The exercise: Reproduce every entry in the listing without alteration.

Records from a data collection:

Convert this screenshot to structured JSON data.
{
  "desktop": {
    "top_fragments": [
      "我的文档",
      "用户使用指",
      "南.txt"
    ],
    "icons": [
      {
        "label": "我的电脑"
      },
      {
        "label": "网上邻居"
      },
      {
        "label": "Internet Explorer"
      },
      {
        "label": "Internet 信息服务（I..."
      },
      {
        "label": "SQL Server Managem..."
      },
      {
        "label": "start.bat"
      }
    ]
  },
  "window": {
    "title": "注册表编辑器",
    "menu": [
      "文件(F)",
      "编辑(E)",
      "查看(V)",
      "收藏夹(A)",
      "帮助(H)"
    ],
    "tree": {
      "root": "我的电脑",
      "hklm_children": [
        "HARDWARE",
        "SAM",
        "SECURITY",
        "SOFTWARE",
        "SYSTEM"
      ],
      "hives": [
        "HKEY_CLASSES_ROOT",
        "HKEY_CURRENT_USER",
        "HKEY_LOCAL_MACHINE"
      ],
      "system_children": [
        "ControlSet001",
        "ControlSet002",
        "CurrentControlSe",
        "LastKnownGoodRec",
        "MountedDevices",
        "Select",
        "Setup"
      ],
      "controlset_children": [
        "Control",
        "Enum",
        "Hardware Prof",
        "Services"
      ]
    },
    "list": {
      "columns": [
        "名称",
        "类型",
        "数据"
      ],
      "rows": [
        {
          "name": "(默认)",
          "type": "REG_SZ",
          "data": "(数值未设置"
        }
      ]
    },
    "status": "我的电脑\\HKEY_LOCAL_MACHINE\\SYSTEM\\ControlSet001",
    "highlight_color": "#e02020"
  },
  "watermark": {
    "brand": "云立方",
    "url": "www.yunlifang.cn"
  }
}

Solved problem:
Convert this screenshot to structured JSON data.
{
  "desktop": {
    "top_fragments": [
      "我的文档",
      "用户使用指",
      "南.txt"
    ],
    "icons": [
      {
        "label": "我的电脑"
      },
      {
        "label": "网上邻居"
      },
      {
        "label": "Internet Explorer"
      },
      {
        "label": "Internet 信息服务（I..."
      },
      {
        "label": "SQL Server Managem..."
      },
      {
        "label": "start.bat"
      }
    ]
  },
  "window": {
    "title": "注册表编辑器",
    "menu": [
      "文件(F)",
      "编辑(E)",
      "查看(V)",
      "收藏夹(A)",
      "帮助(H)"
    ],
    "tree": {
      "root": "我的电脑",
      "hklm_children": [
        "HARDWARE",
        "SAM",
        "SECURITY",
        "SOFTWARE",
        "SYSTEM"
      ],
      "hives": [
        "HKEY_CLASSES_ROOT",
        "HKEY_CURRENT_USER",
        "HKEY_LOCAL_MACHINE"
      ],
      "system_children": [
        "ControlSet001",
        "ControlSet002",
        "CurrentControlSe",
        "LastKnownGoodRec",
        "MountedDevices",
        "Select",
        "Setup"
      ],
      "controlset_children": [
        "Control",
        "Enum",
        "Hardware Prof",
        "Services"
      ]
    },
    "list": {
      "columns": [
        "名称",
        "类型",
        "数据"
      ],
      "rows": [
        {
          "name": "(默认)",
          "type": "REG_SZ",
          "data": "(数值未设置"
        }
      ]
    },
    "status": "我的电脑\\HKEY_LOCAL_MACHINE\\SYSTEM\\ControlSet001",
    "highlight_color": "#e02020"
  },
  "watermark": {
    "brand": "云立方",
    "url": "www.yunlifang.cn"
  }
}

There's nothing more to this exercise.